**ASSIGNMENT:** Tally the lines below that include "resources" and give only the total.

[Stored entries]
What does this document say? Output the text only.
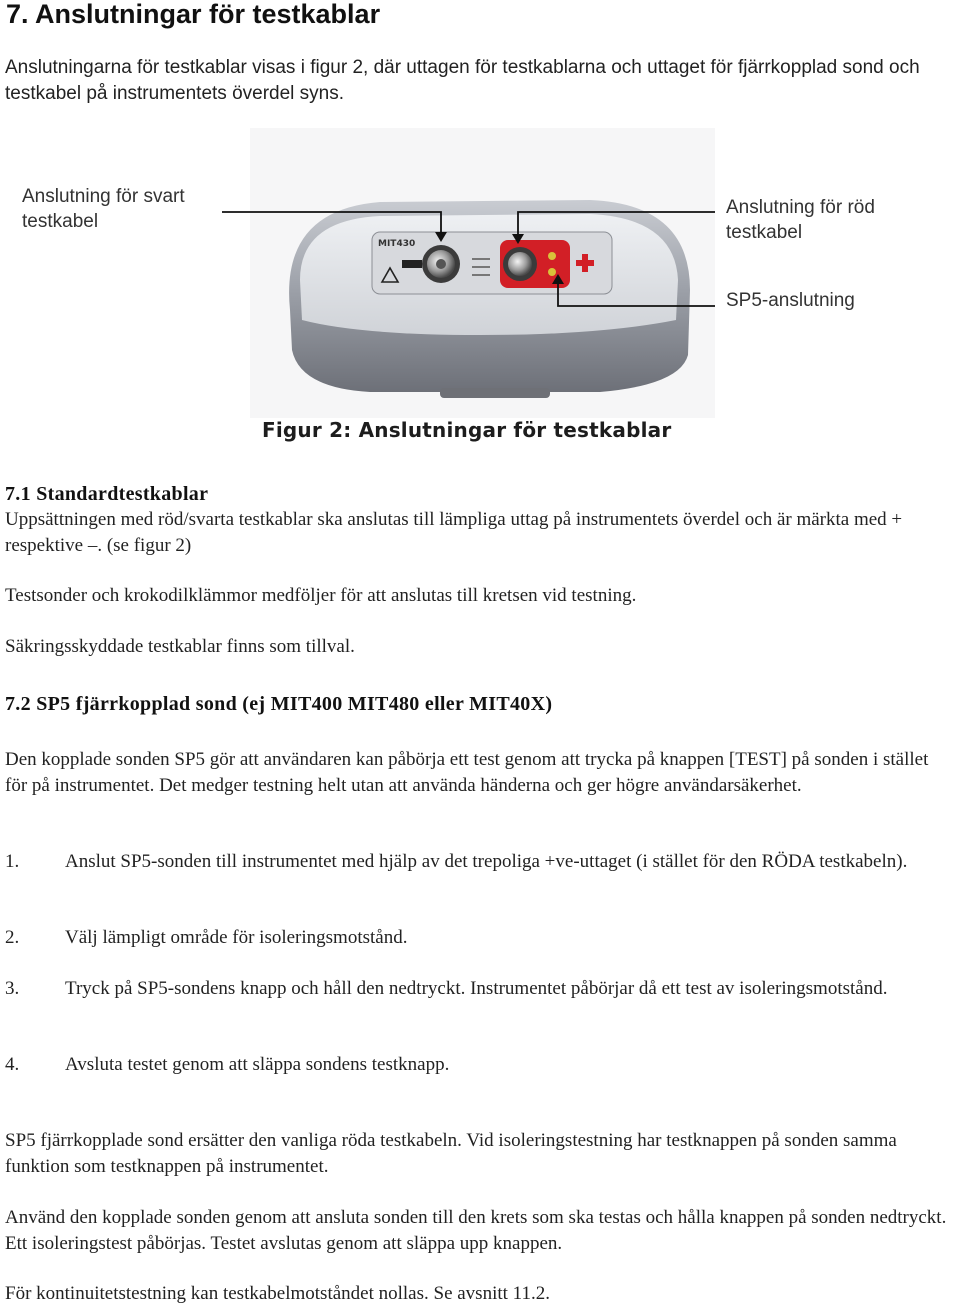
7. Anslutningar för testkablar
Anslutningarna för testkablar visas i figur 2, där uttagen för testkablarna och uttaget för fjärrkopplad sond och testkabel på instrumentets överdel syns.
MIT430
Anslutning för svart
testkabel
Anslutning för röd
testkabel
SP5-anslutning
Figur 2: Anslutningar för testkablar
7.1 Standardtestkablar
Uppsättningen med röd/svarta testkablar ska anslutas till lämpliga uttag på instrumentets överdel och är märkta med + respektive –. (se figur 2)
Testsonder och krokodilklämmor medföljer för att anslutas till kretsen vid testning.
Säkringsskyddade testkablar finns som tillval.
7.2 SP5 fjärrkopplad sond (ej MIT400 MIT480 eller MIT40X)
Den kopplade sonden SP5 gör att användaren kan påbörja ett test genom att trycka på knappen [TEST] på sonden i stället för på instrumentet. Det medger testning helt utan att använda händerna och ger högre användarsäkerhet.
1. Anslut SP5-sonden till instrumentet med hjälp av det trepoliga +ve-uttaget (i stället för den RÖDA testkabeln).
2. Välj lämpligt område för isoleringsmotstånd.
3. Tryck på SP5-sondens knapp och håll den nedtryckt. Instrumentet påbörjar då ett test av isoleringsmotstånd.
4. Avsluta testet genom att släppa sondens testknapp.
SP5 fjärrkopplade sond ersätter den vanliga röda testkabeln. Vid isoleringstestning har testknappen på sonden samma funktion som testknappen på instrumentet.
Använd den kopplade sonden genom att ansluta sonden till den krets som ska testas och hålla knappen på sonden nedtryckt. Ett isoleringstest påbörjas. Testet avslutas genom att släppa upp knappen.
För kontinuitetstestning kan testkabelmotståndet nollas. Se avsnitt 11.2.
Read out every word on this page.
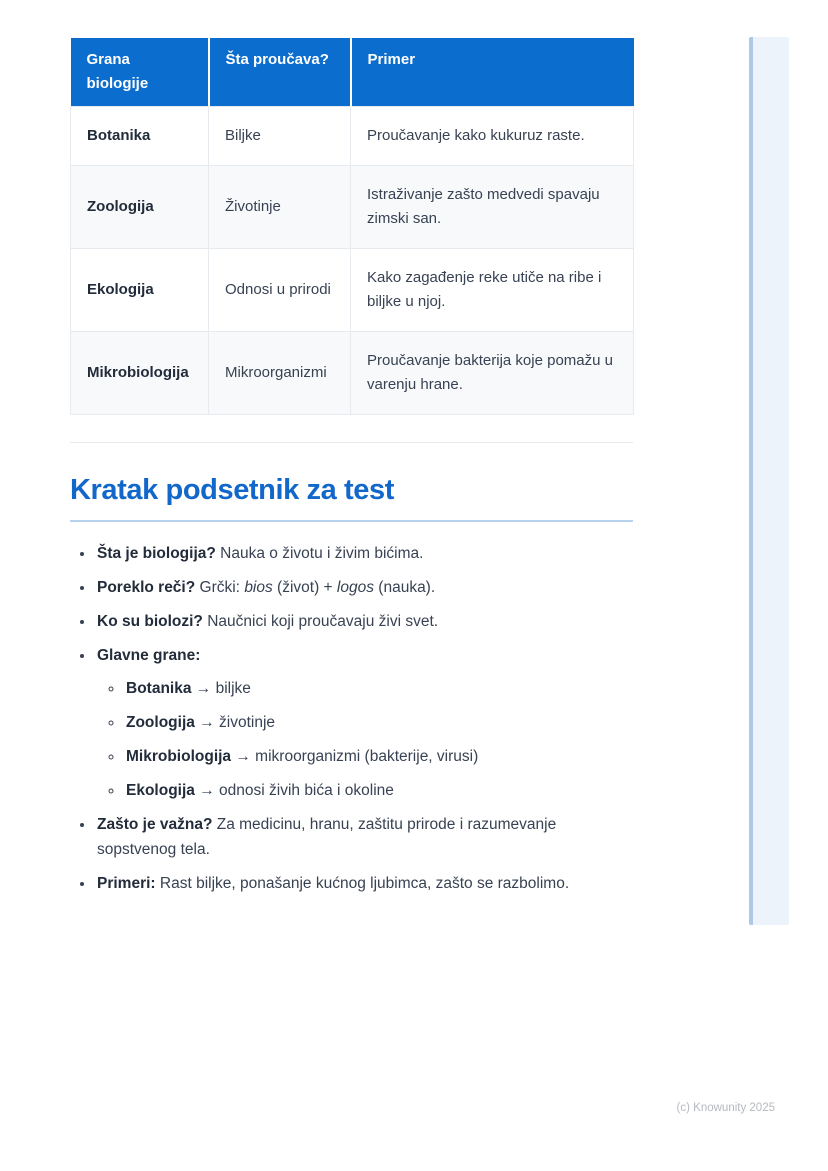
Grana biologije	Šta proučava?	Primer
Botanika	Biljke	Proučavanje kako kukuruz raste.
Zoologija	Životinje	Istraživanje zašto medvedi spavaju zimski san.
Ekologija	Odnosi u prirodi	Kako zagađenje reke utiče na ribe i biljke u njoj.
Mikrobiologija	Mikroorganizmi	Proučavanje bakterija koje pomažu u varenju hrane.
Kratak podsetnik za test
• Šta je biologija? Nauka o životu i živim bićima.
• Poreklo reči? Grčki: bios (život) + logos (nauka).
• Ko su biolozi? Naučnici koji proučavaju živi svet.
• Glavne grane:
◦ Botanika → biljke
◦ Zoologija → životinje
◦ Mikrobiologija → mikroorganizmi (bakterije, virusi)
◦ Ekologija → odnosi živih bića i okoline
• Zašto je važna? Za medicinu, hranu, zaštitu prirode i razumevanje sopstvenog tela.
• Primeri: Rast biljke, ponašanje kućnog ljubimca, zašto se razbolimo.
(c) Knowunity 2025
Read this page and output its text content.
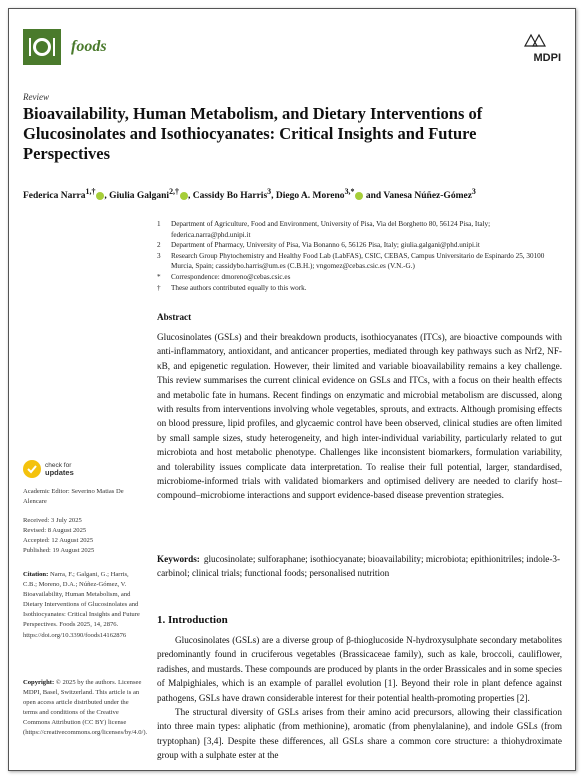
foods
MDPI
Review
Bioavailability, Human Metabolism, and Dietary Interventions of Glucosinolates and Isothiocyanates: Critical Insights and Future Perspectives
Federica Narra$^{1,\dagger}$ , Giulia Galgani$^{2,\dagger}$ , Cassidy Bo Harris$^3$, Diego A. Moreno$^{3,*}$ and Vanesa Núñez-Gómez$^3$
1	Department of Agriculture, Food and Environment, University of Pisa, Via del Borghetto 80, 56124 Pisa, Italy; federica.narra@phd.unipi.it
2	Department of Pharmacy, University of Pisa, Via Bonanno 6, 56126 Pisa, Italy; giulia.galgani@phd.unipi.it
3	Research Group Phytochemistry and Healthy Food Lab (LabFAS), CSIC, CEBAS, Campus Universitario de Espinardo 25, 30100 Murcia, Spain; cassidybo.harris@um.es (C.B.H.); vngomez@cebas.csic.es (V.N.-G.)
*	Correspondence: dmoreno@cebas.csic.es
†	These authors contributed equally to this work.
Abstract
Glucosinolates (GSLs) and their breakdown products, isothiocyanates (ITCs), are bioactive compounds with anti-inflammatory, antioxidant, and anticancer properties, mediated through key pathways such as Nrf2, NF-κB, and epigenetic regulation. However, their limited and variable bioavailability remains a key challenge. This review summarises the current clinical evidence on GSLs and ITCs, with a focus on their health effects and metabolic fate in humans. Recent findings on enzymatic and microbial metabolism are discussed, along with results from interventions involving whole vegetables, sprouts, and extracts. Although promising effects on blood pressure, lipid profiles, and glycaemic control have been observed, clinical studies are often limited by small sample sizes, study heterogeneity, and high inter-individual variability, particularly related to gut microbiota and host metabolic phenotype. Challenges like inconsistent biomarkers, formulation variability, and tolerability issues complicate data interpretation. To realise their full potential, larger, standardised, microbiome-informed trials with validated biomarkers and optimised delivery are needed to clarify host–compound–microbiome interactions and support evidence-based disease prevention strategies.
Keywords: glucosinolate; sulforaphane; isothiocyanate; bioavailability; microbiota; epithionitriles; indole-3-carbinol; clinical trials; functional foods; personalised nutrition
check for
updates
Academic Editor: Severino Matias De Alencare
Received: 3 July 2025
Revised: 8 August 2025
Accepted: 12 August 2025
Published: 19 August 2025
Citation: Narra, F.; Galgani, G.; Harris, C.B.; Moreno, D.A.; Núñez-Gómez, V. Bioavailability, Human Metabolism, and Dietary Interventions of Glucosinolates and Isothiocyanates: Critical Insights and Future Perspectives. Foods 2025, 14, 2876. https://doi.org/10.3390/foods14162876
Copyright: © 2025 by the authors. Licensee MDPI, Basel, Switzerland. This article is an open access article distributed under the terms and conditions of the Creative Commons Attribution (CC BY) license (https://creativecommons.org/licenses/by/4.0/).
1. Introduction

Glucosinolates (GSLs) are a diverse group of β-thioglucoside N-hydroxysulphate secondary metabolites predominantly found in cruciferous vegetables (Brassicaceae family), such as kale, broccoli, cauliflower, radishes, and mustards. These compounds are produced by plants in the order Brassicales and in some species of Malpighiales, which is an example of parallel evolution [1]. Beyond their role in plant defence against pathogens, GSLs have drawn considerable interest for their potential health-promoting properties [2].

The structural diversity of GSLs arises from their amino acid precursors, allowing their classification into three main types: aliphatic (from methionine), aromatic (from phenylalanine), and indole GSLs (from tryptophan) [3,4]. Despite these differences, all GSLs share a common core structure: a thiohydroximate group with a sulphate ester at the
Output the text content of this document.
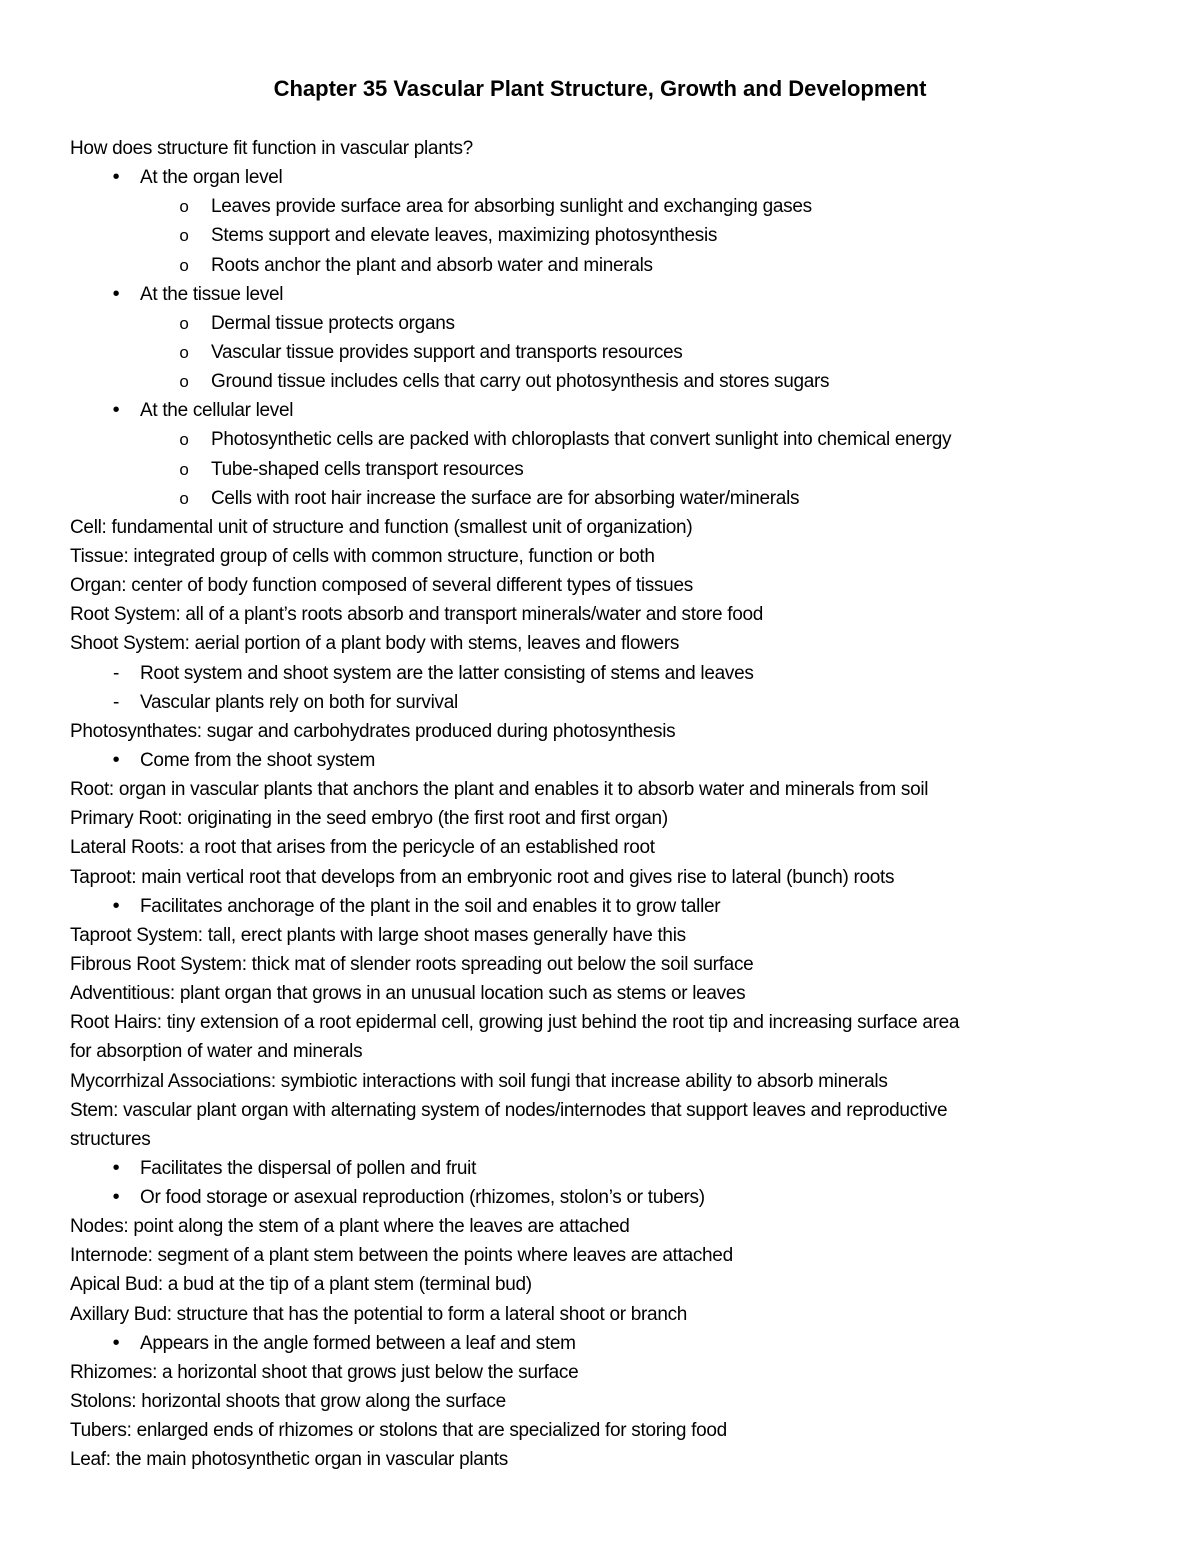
Chapter 35 Vascular Plant Structure, Growth and Development
How does structure fit function in vascular plants?
•	At the organ level
o Leaves provide surface area for absorbing sunlight and exchanging gases
o Stems support and elevate leaves, maximizing photosynthesis
o Roots anchor the plant and absorb water and minerals
•	At the tissue level
o Dermal tissue protects organs
o Vascular tissue provides support and transports resources
o Ground tissue includes cells that carry out photosynthesis and stores sugars
•	At the cellular level
o Photosynthetic cells are packed with chloroplasts that convert sunlight into chemical energy
o Tube-shaped cells transport resources
o Cells with root hair increase the surface are for absorbing water/minerals
Cell: fundamental unit of structure and function (smallest unit of organization)
Tissue: integrated group of cells with common structure, function or both
Organ: center of body function composed of several different types of tissues
Root System: all of a plant’s roots absorb and transport minerals/water and store food
Shoot System: aerial portion of a plant body with stems, leaves and flowers
-	Root system and shoot system are the latter consisting of stems and leaves
-	Vascular plants rely on both for survival
Photosynthates: sugar and carbohydrates produced during photosynthesis
•	Come from the shoot system
Root: organ in vascular plants that anchors the plant and enables it to absorb water and minerals from soil
Primary Root: originating in the seed embryo (the first root and first organ)
Lateral Roots: a root that arises from the pericycle of an established root
Taproot: main vertical root that develops from an embryonic root and gives rise to lateral (bunch) roots
•	Facilitates anchorage of the plant in the soil and enables it to grow taller
Taproot System: tall, erect plants with large shoot mases generally have this
Fibrous Root System: thick mat of slender roots spreading out below the soil surface
Adventitious: plant organ that grows in an unusual location such as stems or leaves
Root Hairs: tiny extension of a root epidermal cell, growing just behind the root tip and increasing surface area
for absorption of water and minerals
Mycorrhizal Associations: symbiotic interactions with soil fungi that increase ability to absorb minerals
Stem: vascular plant organ with alternating system of nodes/internodes that support leaves and reproductive
structures
•	Facilitates the dispersal of pollen and fruit
•	Or food storage or asexual reproduction (rhizomes, stolon’s or tubers)
Nodes: point along the stem of a plant where the leaves are attached
Internode: segment of a plant stem between the points where leaves are attached
Apical Bud: a bud at the tip of a plant stem (terminal bud)
Axillary Bud: structure that has the potential to form a lateral shoot or branch
•	Appears in the angle formed between a leaf and stem
Rhizomes: a horizontal shoot that grows just below the surface
Stolons: horizontal shoots that grow along the surface
Tubers: enlarged ends of rhizomes or stolons that are specialized for storing food
Leaf: the main photosynthetic organ in vascular plants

**RESPONSE FOR THIS EXERCISE:** 2